§ EXTRAIT DU TEXTE:
+---+

Seufyann Sayad: ''Etre le dernier sélectionné de Daniel Costantini reste une fierté''

LNH - Publié le 24 juillet 2020 à 15h37
LNH
De son démarrage à Sélestat jusqu'à la fin de sa carrière française à Nantes, en passant par le douloureux épisode chambérien, Seufyann Sayad revient pour nous sur quelques grands moments de sa carrière.

Mon premier match avec les pros

« C’était avec Sélestat, et je crois que c’était Livry-Gargan à domicile, mais je n’en suis pas sûr. J’ai dû intégrer l’équipe quand j’avais 15/16 ans, quand l’équipe est descendue en D2. A l’époque, l’entraîneur c’était Radu Voina, qui venait du Racing Strasbourg. C’est lui qui m’a fait pas mal travaillé, m’a donné beaucoup de confiance et j’ai eu de la chance de jouer très tôt. Je ne m’en rendais pas compte à l’époque car c’était quelque-chose de naturel à Sélestat de faire confiance aux jeunes. Et moi, j’étais né là-bas, j’avais intégré le club dès les poussins donc je ne calculais pas trop. D’ailleurs au collège, j’avais mis le sport-études en troisième choix pour mon orientation. (sourire) Finalement, on a quand même un peu insisté pour que j'y aille et ce fut de très belles années, notamment avec Pierre Mangin. »

Mon dernier match en pro

« C’est compliqué. Je vais citer un match dont je me souviens de manière positive, et la finale de la Coupe EHF 2013, avec Nantes (voir plus loin). Mais ce n’était pas le dernier match de ma carrière à Nantes, puisque j'ai refait une saison derrière. (sourire) Je m’explique. Lors de ma dernière saison à Nantes, en 2014, j’ai eu quelques soucis personnels, et j’ai annoncé au club six mois en amont que je ne souhaitais pas prolonger. A l’époque, le club a compris ma décision, mais Thierry Anti a fini la saison en faisant son équipe, ce que je peux comprendre aussi. Donc je n’ai plus beaucoup joué et ce n’était pas forcément la meilleure période pour moi. Ensuite je suis allé m’installer à l’étranger, et j’ai repris un an plus tard en Espagne, mais ce n’était plus la même chose, plus le très haut-niveau… Donc je préfère garder ce match européen avec Nantes. (sourire)  » 

Mon meilleur souvenir

« Il y en a eu plusieurs, mais, avec Nantes, c’était juste l’année d’avant, avec ce Final4 de Coupe EHF que l’on a joué à la maison. Quand je suis arrivé au "H", en 2009, l’objectif c’était le maintien. Quatre ans après, on jouait une finale de Coupe EHF face à Rhein-Neckar (perdue 24-26, ndlr)… Et les autres résultats suivaient aussi. Je pense que c’est la première fois que je vois un club grandir aussi vite. Et pour ça, il faut rendre hommage au président, Gaël Pelletier, et à son équipe. Je dirais même qu’à une époque ils grandissaient plus vite que nous sur le terrain. (sourire) Mais c’est quelque-chose que l’on retrouve aujourd’hui, et si Nantes est désormais un gros club de Lidl Starligue, c’est que les dirigeants ont fait les choses dans l’ordre. »

+---+

Éléments stockés
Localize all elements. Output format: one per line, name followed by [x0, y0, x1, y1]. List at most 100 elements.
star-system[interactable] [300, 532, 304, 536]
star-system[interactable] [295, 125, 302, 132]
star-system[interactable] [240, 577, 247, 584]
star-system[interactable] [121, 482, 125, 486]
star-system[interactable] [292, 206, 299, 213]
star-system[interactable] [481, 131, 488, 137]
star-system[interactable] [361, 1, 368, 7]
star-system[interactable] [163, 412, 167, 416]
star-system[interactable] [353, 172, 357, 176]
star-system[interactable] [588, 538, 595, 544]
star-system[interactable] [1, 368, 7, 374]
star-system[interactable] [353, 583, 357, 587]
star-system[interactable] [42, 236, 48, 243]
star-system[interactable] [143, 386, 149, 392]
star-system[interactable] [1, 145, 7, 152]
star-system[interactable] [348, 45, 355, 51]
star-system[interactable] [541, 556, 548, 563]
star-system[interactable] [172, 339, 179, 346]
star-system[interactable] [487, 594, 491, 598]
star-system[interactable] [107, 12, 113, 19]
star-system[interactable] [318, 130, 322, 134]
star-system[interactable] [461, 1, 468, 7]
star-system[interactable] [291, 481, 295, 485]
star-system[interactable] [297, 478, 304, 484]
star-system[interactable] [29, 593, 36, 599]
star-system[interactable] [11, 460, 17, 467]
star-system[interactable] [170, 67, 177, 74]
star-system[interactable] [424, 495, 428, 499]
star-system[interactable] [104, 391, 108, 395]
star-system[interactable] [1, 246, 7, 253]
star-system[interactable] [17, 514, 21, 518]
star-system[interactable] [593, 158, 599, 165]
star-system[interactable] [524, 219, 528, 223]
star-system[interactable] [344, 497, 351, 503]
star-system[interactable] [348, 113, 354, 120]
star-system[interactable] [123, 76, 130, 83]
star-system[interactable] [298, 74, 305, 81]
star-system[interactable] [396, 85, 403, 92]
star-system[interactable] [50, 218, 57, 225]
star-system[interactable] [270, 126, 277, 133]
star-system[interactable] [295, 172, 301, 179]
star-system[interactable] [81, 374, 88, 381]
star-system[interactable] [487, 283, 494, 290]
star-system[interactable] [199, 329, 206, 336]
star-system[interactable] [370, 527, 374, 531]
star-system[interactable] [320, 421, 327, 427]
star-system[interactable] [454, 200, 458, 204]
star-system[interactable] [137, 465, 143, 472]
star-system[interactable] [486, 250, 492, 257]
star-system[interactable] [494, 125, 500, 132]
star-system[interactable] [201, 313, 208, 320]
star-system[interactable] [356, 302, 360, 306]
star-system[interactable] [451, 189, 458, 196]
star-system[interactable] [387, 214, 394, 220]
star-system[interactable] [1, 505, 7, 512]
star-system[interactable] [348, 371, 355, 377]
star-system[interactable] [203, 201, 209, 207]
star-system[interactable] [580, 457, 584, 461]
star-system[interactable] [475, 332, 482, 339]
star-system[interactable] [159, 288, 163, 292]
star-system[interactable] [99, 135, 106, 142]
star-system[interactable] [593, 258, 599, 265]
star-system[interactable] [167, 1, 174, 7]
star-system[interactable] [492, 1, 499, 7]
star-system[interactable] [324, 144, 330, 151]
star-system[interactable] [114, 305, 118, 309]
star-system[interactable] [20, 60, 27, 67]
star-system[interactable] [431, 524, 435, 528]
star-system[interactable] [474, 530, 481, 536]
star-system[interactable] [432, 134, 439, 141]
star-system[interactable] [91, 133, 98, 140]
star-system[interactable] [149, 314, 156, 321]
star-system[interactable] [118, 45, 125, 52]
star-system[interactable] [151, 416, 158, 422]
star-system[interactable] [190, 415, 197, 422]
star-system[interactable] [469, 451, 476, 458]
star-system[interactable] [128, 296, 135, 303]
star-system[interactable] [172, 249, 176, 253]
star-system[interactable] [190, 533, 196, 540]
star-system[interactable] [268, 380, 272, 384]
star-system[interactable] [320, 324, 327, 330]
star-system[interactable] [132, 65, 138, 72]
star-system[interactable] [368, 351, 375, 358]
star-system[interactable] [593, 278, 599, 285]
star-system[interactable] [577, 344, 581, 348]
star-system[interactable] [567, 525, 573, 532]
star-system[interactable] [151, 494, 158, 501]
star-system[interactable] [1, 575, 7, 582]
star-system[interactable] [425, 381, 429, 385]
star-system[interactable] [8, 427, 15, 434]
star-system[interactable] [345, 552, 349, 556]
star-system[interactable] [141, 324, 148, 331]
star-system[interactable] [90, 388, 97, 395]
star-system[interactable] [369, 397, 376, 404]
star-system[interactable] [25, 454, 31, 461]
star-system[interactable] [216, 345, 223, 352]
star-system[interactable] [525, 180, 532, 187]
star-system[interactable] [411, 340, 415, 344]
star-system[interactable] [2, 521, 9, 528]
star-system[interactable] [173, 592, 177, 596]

+---+

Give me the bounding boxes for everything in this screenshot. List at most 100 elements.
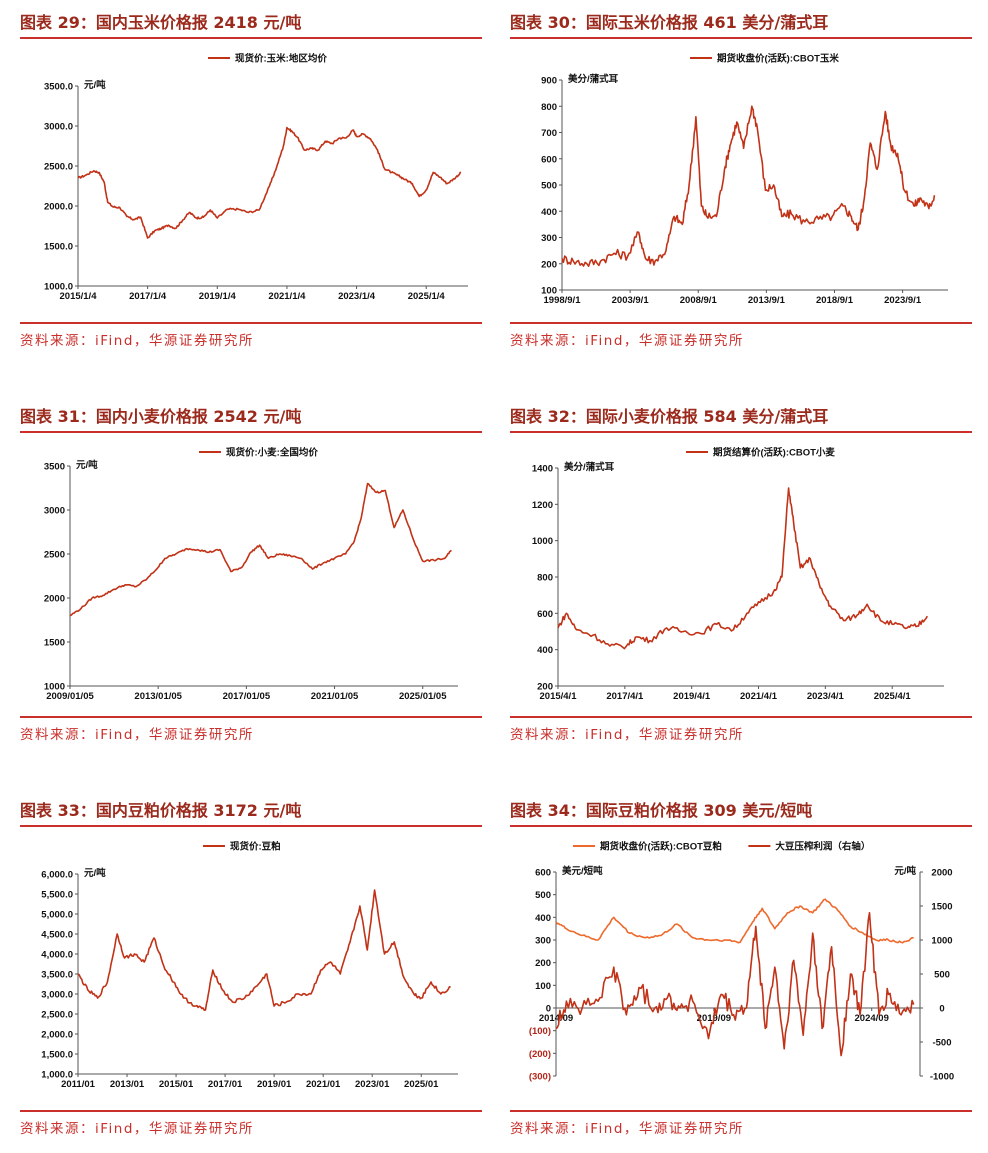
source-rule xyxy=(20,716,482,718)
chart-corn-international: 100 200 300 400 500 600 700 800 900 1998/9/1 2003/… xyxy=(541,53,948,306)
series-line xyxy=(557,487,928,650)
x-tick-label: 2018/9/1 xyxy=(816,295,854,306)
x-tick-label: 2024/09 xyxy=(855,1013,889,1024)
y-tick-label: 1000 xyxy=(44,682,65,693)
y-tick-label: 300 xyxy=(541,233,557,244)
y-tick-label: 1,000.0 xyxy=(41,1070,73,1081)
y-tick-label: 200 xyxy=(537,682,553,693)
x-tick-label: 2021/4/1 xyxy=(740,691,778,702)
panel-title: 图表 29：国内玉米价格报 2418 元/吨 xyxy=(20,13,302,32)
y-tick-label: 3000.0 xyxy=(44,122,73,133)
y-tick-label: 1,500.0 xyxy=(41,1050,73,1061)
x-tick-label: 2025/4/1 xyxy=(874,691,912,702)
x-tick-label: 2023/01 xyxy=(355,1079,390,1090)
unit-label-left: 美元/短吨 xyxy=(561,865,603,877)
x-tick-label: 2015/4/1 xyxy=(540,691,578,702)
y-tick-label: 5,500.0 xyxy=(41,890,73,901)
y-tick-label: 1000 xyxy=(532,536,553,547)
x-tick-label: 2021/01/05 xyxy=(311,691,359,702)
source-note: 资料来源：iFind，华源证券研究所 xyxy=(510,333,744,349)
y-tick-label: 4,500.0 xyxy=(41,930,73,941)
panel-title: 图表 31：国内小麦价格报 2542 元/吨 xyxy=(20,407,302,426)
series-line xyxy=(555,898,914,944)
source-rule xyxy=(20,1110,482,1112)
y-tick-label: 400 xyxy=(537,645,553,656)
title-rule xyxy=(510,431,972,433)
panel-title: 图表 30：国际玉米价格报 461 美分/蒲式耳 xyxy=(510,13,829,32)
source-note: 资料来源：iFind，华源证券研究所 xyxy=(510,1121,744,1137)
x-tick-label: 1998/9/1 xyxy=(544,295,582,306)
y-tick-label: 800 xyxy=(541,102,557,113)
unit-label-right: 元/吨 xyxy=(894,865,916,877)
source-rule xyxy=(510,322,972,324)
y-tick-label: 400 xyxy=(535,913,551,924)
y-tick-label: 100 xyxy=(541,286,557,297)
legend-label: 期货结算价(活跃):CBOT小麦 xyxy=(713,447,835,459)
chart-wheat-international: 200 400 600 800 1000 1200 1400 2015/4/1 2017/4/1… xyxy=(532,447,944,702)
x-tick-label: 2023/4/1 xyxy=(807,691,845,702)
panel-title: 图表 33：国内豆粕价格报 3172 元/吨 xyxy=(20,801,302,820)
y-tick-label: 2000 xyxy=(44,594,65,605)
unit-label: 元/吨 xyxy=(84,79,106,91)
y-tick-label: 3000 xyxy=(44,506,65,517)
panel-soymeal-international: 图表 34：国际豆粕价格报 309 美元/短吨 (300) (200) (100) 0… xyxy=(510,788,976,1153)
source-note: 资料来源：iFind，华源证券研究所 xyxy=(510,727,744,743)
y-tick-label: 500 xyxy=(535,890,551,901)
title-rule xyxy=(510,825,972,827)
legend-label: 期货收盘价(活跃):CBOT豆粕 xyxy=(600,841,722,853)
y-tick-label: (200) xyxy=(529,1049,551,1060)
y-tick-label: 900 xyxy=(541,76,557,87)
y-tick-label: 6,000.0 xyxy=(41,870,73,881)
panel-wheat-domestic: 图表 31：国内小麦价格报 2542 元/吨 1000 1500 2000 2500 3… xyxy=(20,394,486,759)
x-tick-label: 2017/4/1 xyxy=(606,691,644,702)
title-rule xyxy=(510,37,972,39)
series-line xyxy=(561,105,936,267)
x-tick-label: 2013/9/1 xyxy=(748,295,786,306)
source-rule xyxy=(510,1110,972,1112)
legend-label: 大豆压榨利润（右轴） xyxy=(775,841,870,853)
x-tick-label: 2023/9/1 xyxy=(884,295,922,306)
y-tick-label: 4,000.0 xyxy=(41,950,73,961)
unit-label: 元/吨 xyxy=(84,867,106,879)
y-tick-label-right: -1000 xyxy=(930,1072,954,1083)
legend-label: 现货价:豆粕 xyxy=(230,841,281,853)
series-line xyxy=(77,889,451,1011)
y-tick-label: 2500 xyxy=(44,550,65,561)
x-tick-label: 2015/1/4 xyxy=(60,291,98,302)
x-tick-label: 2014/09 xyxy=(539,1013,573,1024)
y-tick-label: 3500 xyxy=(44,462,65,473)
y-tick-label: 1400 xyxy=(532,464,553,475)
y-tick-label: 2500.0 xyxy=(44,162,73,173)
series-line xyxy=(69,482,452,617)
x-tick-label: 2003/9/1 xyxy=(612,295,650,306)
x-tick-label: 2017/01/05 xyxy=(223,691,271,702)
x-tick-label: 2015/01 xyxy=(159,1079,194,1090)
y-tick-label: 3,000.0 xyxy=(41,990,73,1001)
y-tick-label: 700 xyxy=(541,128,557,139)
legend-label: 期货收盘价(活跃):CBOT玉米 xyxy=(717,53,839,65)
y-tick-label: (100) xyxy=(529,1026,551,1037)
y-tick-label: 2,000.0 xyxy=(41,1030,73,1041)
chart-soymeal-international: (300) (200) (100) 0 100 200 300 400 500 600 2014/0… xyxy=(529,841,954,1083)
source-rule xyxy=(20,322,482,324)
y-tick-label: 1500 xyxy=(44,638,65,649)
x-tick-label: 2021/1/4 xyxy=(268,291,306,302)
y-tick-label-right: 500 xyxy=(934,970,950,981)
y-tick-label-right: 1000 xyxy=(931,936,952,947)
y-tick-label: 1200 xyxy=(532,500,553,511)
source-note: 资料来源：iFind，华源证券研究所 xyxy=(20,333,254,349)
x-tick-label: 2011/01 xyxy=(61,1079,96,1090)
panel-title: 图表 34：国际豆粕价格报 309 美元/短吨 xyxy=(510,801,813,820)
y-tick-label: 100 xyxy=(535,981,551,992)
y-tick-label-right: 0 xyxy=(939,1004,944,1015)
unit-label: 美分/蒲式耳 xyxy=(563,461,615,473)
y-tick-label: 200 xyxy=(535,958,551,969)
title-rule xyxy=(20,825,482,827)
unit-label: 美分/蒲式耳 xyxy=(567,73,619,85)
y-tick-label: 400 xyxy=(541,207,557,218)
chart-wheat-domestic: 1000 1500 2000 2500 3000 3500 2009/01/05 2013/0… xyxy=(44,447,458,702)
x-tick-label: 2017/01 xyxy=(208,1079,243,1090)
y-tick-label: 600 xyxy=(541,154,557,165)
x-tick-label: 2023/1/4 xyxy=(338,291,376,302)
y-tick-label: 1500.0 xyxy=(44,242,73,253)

+---+

§ CONSIGNE 1:
Présentez en tableau Markdown à deux colonnes, « N° » et « Ligne », les lignes de données situées entre celle qui contient « Localize all elements. » et celle qui contient « star-system[interactable] [1, 246, 7, 253] », toutes deux incluses, sans les lignes vides.
§ CONSIGNE 2:
Prolongez l'entretien de Seufyann Sayad sur sa carrière au-delà de son dernier passage.
Le texte et les lignes constituent deux documents indépendants.

§ RÉPONSE 1:
| N° | Ligne |
|---|---|
| 1 | Localize all elements. Output format: one per line, name followed by [x0, y0, x1, y1]. List at most 100 elements. |
| 2 | star-system[interactable] [300, 532, 304, 536] |
| 3 | star-system[interactable] [295, 125, 302, 132] |
| 4 | star-system[interactable] [240, 577, 247, 584] |
| 5 | star-system[interactable] [121, 482, 125, 486] |
| 6 | star-system[interactable] [292, 206, 299, 213] |
| 7 | star-system[interactable] [481, 131, 488, 137] |
| 8 | star-system[interactable] [361, 1, 368, 7] |
| 9 | star-system[interactable] [163, 412, 167, 416] |
| 10 | star-system[interactable] [353, 172, 357, 176] |
| 11 | star-system[interactable] [588, 538, 595, 544] |
| 12 | star-system[interactable] [1, 368, 7, 374] |
| 13 | star-system[interactable] [353, 583, 357, 587] |
| 14 | star-system[interactable] [42, 236, 48, 243] |
| 15 | star-system[interactable] [143, 386, 149, 392] |
| 16 | star-system[interactable] [1, 145, 7, 152] |
| 17 | star-system[interactable] [348, 45, 355, 51] |
| 18 | star-system[interactable] [541, 556, 548, 563] |
| 19 | star-system[interactable] [172, 339, 179, 346] |
| 20 | star-system[interactable] [487, 594, 491, 598] |
| 21 | star-system[interactable] [107, 12, 113, 19] |
| 22 | star-system[interactable] [318, 130, 322, 134] |
| 23 | star-system[interactable] [461, 1, 468, 7] |
| 24 | star-system[interactable] [291, 481, 295, 485] |
| 25 | star-system[interactable] [297, 478, 304, 484] |
| 26 | star-system[interactable] [29, 593, 36, 599] |
| 27 | star-system[interactable] [11, 460, 17, 467] |
| 28 | star-system[interactable] [170, 67, 177, 74] |
| 29 | star-system[interactable] [424, 495, 428, 499] |
| 30 | star-system[interactable] [104, 391, 108, 395] |
| 31 | star-system[interactable] [1, 246, 7, 253] |

§ RÉPONSE 2:
Mon pire souvenir

« Mon passage à Chambéry. C’est sans doute un choix qui a changé toute ma carrière. J’ai fait ce choix d’aller là-bas, et la première année s’est bien passée. Mais la deuxième année, notamment avec Philippe Gardent, Stéphane Stoecklin et Alain Poncet, ça a été bien plus compliqué... Il n’y avait plus de côté humain. J’ai vécu des dingueries… Je vais prendre un autre exemple que le mien, celui de Mickaël Grossmann, que j’aime beaucoup. En plus de ses qualités humaines, c’était un joueur de folie. Mais il a fini cassé. Il y a eu tellement de casse à Chambéry. Que ce soit physique ou mentale… Avec Gardent, il y avait ce côté « guerrier », « 300 », mais derrière, la préparation physique, ça ne suivait pas. Non, franchement, c’est un mauvais souvenir. Après j’ai aussi un souvenir désagréable de mon passage à Toulouse, avec Laurent Bezeau, avec qui ça ne collait pas humainement. Il était un peu parano je pense. C’est pour cela que je suis parti ensuite en Espagne. Ca a marqué une coupure dans carrière. »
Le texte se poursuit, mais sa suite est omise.